» **Your objective**
Will you output the entries below exactly, skipping every image they contain?
[START]
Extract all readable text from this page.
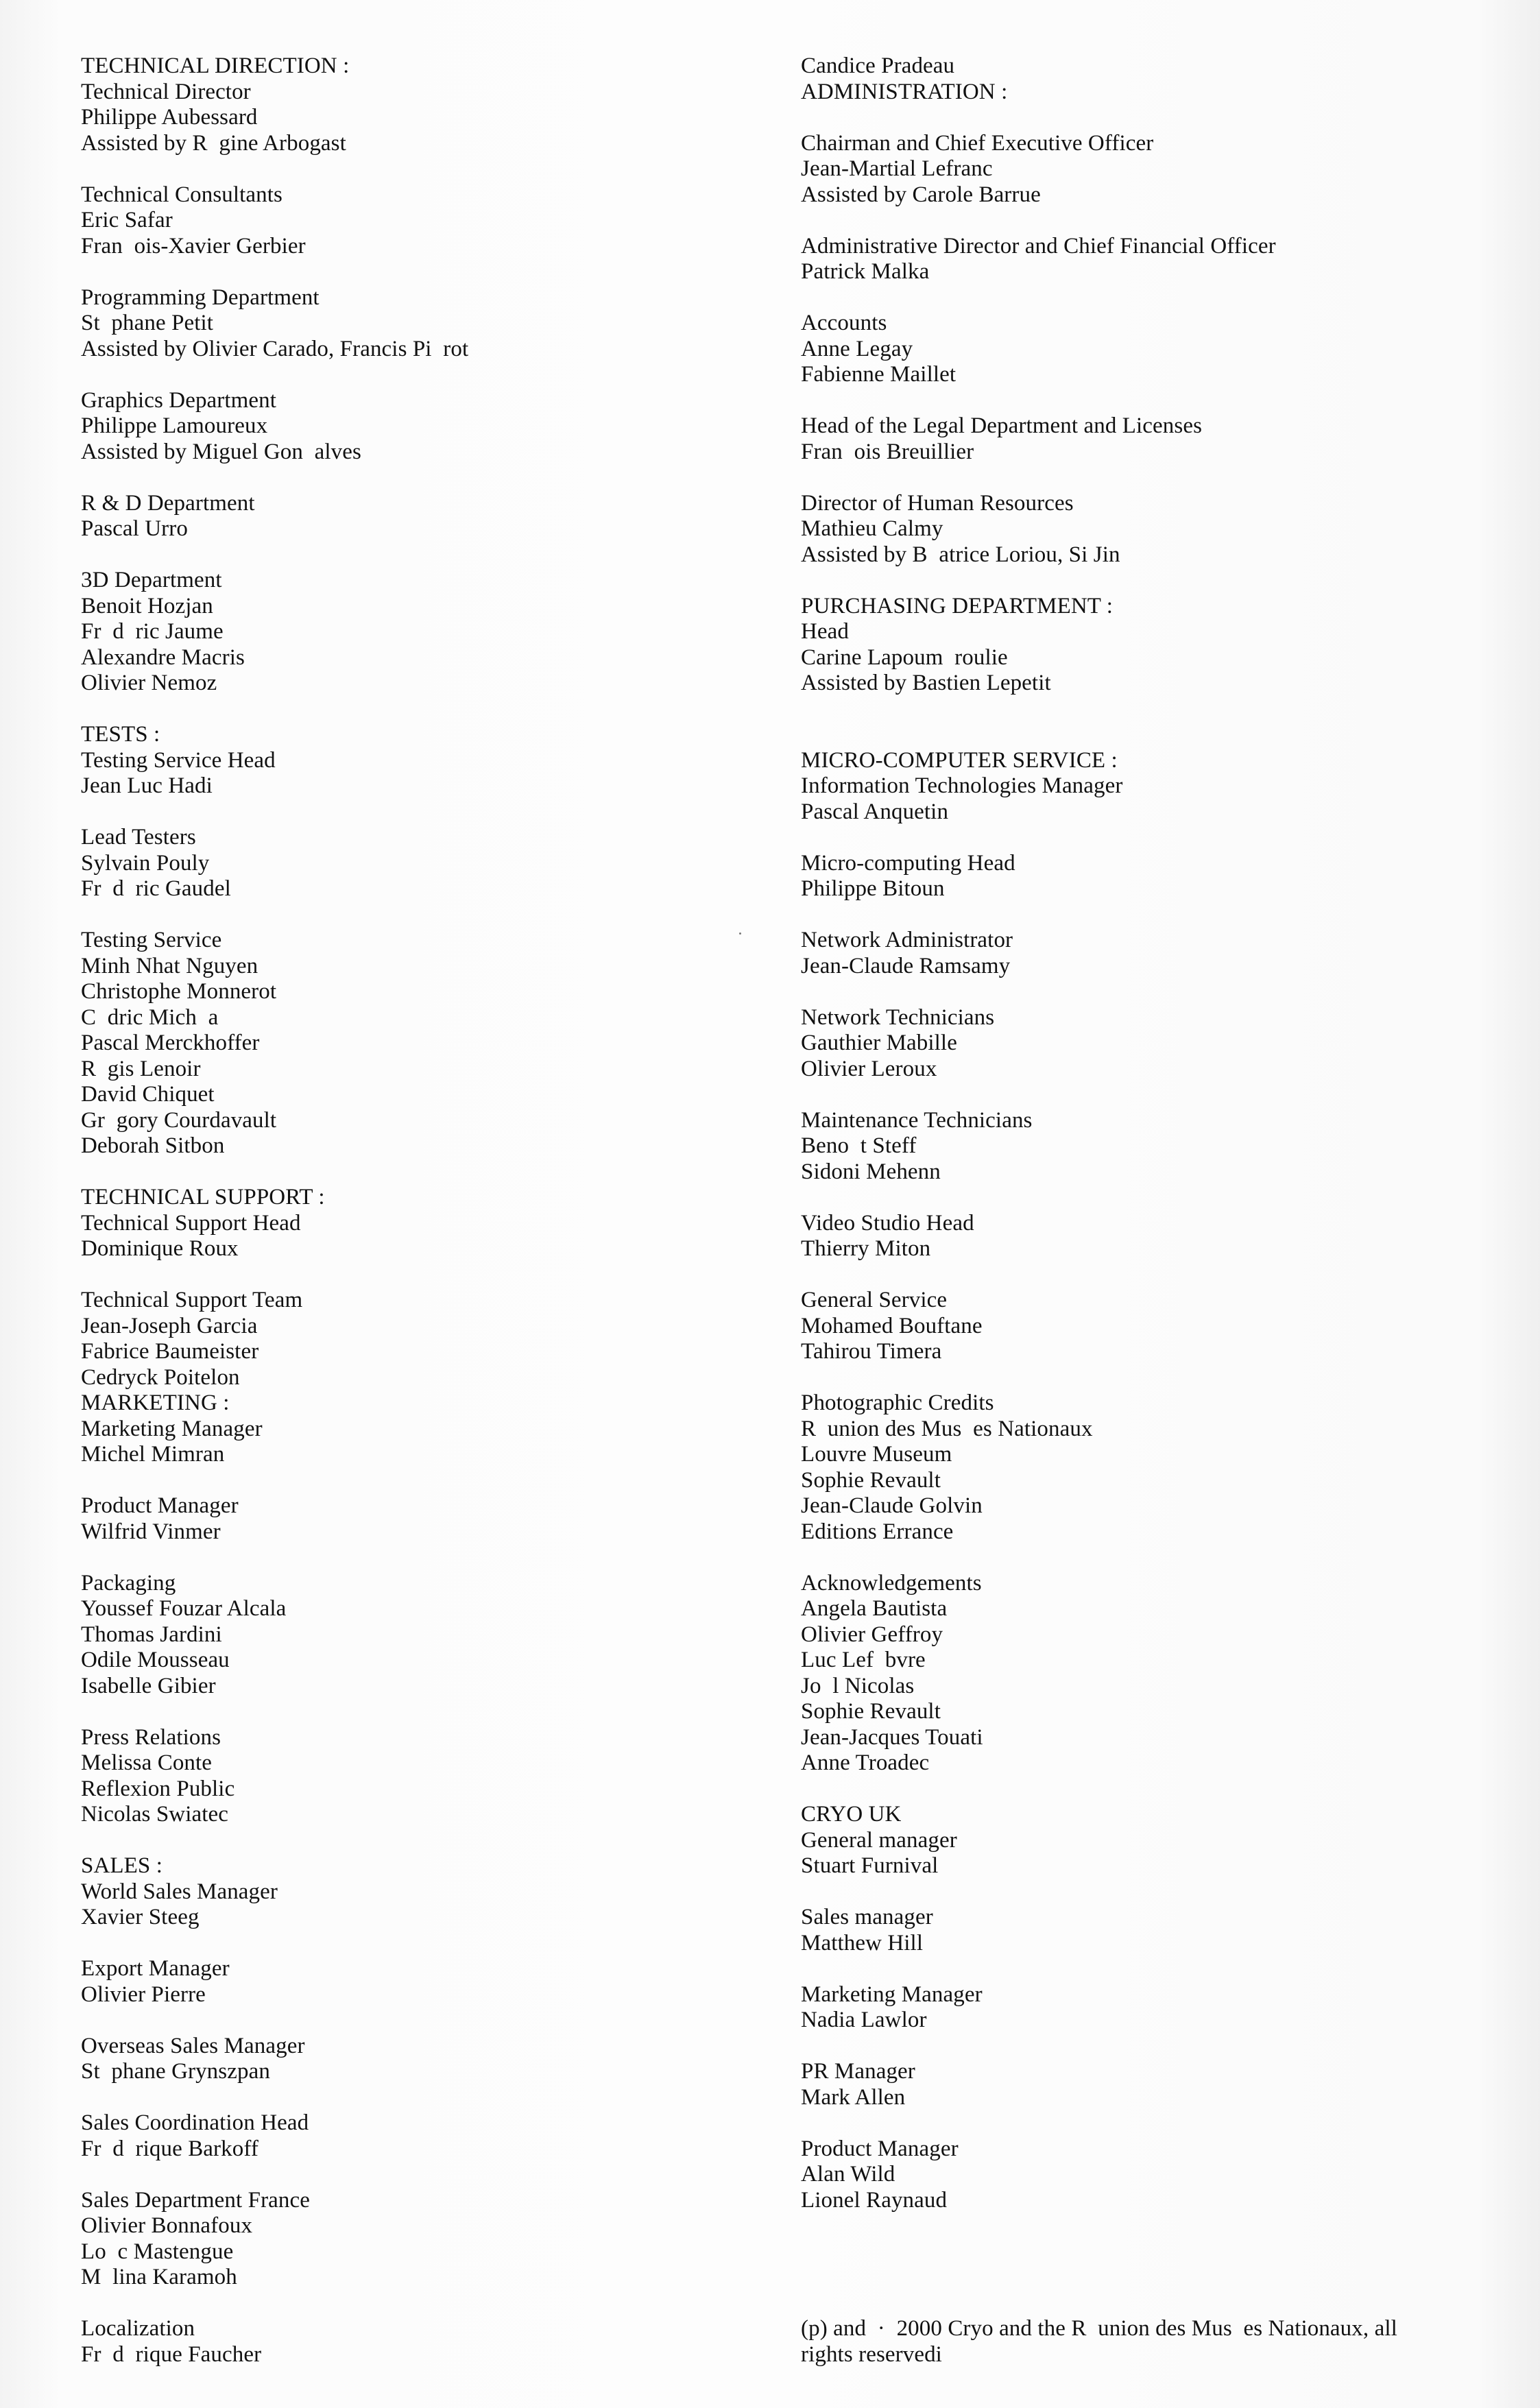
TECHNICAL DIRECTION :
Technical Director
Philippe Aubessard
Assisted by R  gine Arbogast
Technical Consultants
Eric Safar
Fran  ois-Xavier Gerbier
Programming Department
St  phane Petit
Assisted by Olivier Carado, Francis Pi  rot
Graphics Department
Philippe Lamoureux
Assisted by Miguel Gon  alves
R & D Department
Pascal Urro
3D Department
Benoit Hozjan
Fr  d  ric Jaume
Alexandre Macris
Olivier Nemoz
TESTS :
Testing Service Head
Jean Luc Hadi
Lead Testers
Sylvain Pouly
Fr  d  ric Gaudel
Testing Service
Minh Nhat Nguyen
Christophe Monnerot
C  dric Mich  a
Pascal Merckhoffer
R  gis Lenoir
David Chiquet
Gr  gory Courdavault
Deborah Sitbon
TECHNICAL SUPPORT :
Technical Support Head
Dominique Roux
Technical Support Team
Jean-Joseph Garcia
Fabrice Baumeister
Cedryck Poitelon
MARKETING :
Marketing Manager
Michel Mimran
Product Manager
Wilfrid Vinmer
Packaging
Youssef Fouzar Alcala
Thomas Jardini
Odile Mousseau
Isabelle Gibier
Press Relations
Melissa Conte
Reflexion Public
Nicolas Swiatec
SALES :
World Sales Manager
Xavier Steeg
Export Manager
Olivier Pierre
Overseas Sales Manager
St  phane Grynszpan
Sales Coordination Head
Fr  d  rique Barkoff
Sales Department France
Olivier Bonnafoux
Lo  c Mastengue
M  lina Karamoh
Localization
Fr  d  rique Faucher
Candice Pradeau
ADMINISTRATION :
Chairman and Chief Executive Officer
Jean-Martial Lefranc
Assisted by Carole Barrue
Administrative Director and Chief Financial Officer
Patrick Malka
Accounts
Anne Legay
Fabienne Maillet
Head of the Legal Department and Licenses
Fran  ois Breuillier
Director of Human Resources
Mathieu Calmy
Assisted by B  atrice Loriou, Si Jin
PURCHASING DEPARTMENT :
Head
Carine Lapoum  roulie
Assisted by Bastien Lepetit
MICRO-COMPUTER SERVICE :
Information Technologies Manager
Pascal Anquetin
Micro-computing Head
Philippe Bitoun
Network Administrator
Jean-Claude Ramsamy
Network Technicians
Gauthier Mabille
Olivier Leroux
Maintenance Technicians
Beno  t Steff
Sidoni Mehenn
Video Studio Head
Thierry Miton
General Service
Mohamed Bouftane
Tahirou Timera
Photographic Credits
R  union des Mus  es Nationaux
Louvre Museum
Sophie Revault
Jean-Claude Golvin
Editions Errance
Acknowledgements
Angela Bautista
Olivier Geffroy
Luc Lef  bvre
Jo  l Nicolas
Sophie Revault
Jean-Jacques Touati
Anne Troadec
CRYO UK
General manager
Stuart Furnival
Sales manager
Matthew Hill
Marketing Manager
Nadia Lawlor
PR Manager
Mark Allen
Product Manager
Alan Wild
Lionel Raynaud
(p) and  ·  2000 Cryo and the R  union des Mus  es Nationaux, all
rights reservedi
[END]
» **Exercise solution**
Extract all readable text from this page.
TECHNICAL DIRECTION :
Technical Director
Philippe Aubessard
Assisted by R  gine Arbogast
Technical Consultants
Eric Safar
Fran  ois-Xavier Gerbier
Programming Department
St  phane Petit
Assisted by Olivier Carado, Francis Pi  rot
Graphics Department
Philippe Lamoureux
Assisted by Miguel Gon  alves
R & D Department
Pascal Urro
3D Department
Benoit Hozjan
Fr  d  ric Jaume
Alexandre Macris
Olivier Nemoz
TESTS :
Testing Service Head
Jean Luc Hadi
Lead Testers
Sylvain Pouly
Fr  d  ric Gaudel
Testing Service
Minh Nhat Nguyen
Christophe Monnerot
C  dric Mich  a
Pascal Merckhoffer
R  gis Lenoir
David Chiquet
Gr  gory Courdavault
Deborah Sitbon
TECHNICAL SUPPORT :
Technical Support Head
Dominique Roux
Technical Support Team
Jean-Joseph Garcia
Fabrice Baumeister
Cedryck Poitelon
MARKETING :
Marketing Manager
Michel Mimran
Product Manager
Wilfrid Vinmer
Packaging
Youssef Fouzar Alcala
Thomas Jardini
Odile Mousseau
Isabelle Gibier
Press Relations
Melissa Conte
Reflexion Public
Nicolas Swiatec
SALES :
World Sales Manager
Xavier Steeg
Export Manager
Olivier Pierre
Overseas Sales Manager
St  phane Grynszpan
Sales Coordination Head
Fr  d  rique Barkoff
Sales Department France
Olivier Bonnafoux
Lo  c Mastengue
M  lina Karamoh
Localization
Fr  d  rique Faucher
Candice Pradeau
ADMINISTRATION :
Chairman and Chief Executive Officer
Jean-Martial Lefranc
Assisted by Carole Barrue
Administrative Director and Chief Financial Officer
Patrick Malka
Accounts
Anne Legay
Fabienne Maillet
Head of the Legal Department and Licenses
Fran  ois Breuillier
Director of Human Resources
Mathieu Calmy
Assisted by B  atrice Loriou, Si Jin
PURCHASING DEPARTMENT :
Head
Carine Lapoum  roulie
Assisted by Bastien Lepetit
MICRO-COMPUTER SERVICE :
Information Technologies Manager
Pascal Anquetin
Micro-computing Head
Philippe Bitoun
Network Administrator
Jean-Claude Ramsamy
Network Technicians
Gauthier Mabille
Olivier Leroux
Maintenance Technicians
Beno  t Steff
Sidoni Mehenn
Video Studio Head
Thierry Miton
General Service
Mohamed Bouftane
Tahirou Timera
Photographic Credits
R  union des Mus  es Nationaux
Louvre Museum
Sophie Revault
Jean-Claude Golvin
Editions Errance
Acknowledgements
Angela Bautista
Olivier Geffroy
Luc Lef  bvre
Jo  l Nicolas
Sophie Revault
Jean-Jacques Touati
Anne Troadec
CRYO UK
General manager
Stuart Furnival
Sales manager
Matthew Hill
Marketing Manager
Nadia Lawlor
PR Manager
Mark Allen
Product Manager
Alan Wild
Lionel Raynaud
(p) and  ·  2000 Cryo and the R  union des Mus  es Nationaux, all
rights reservedi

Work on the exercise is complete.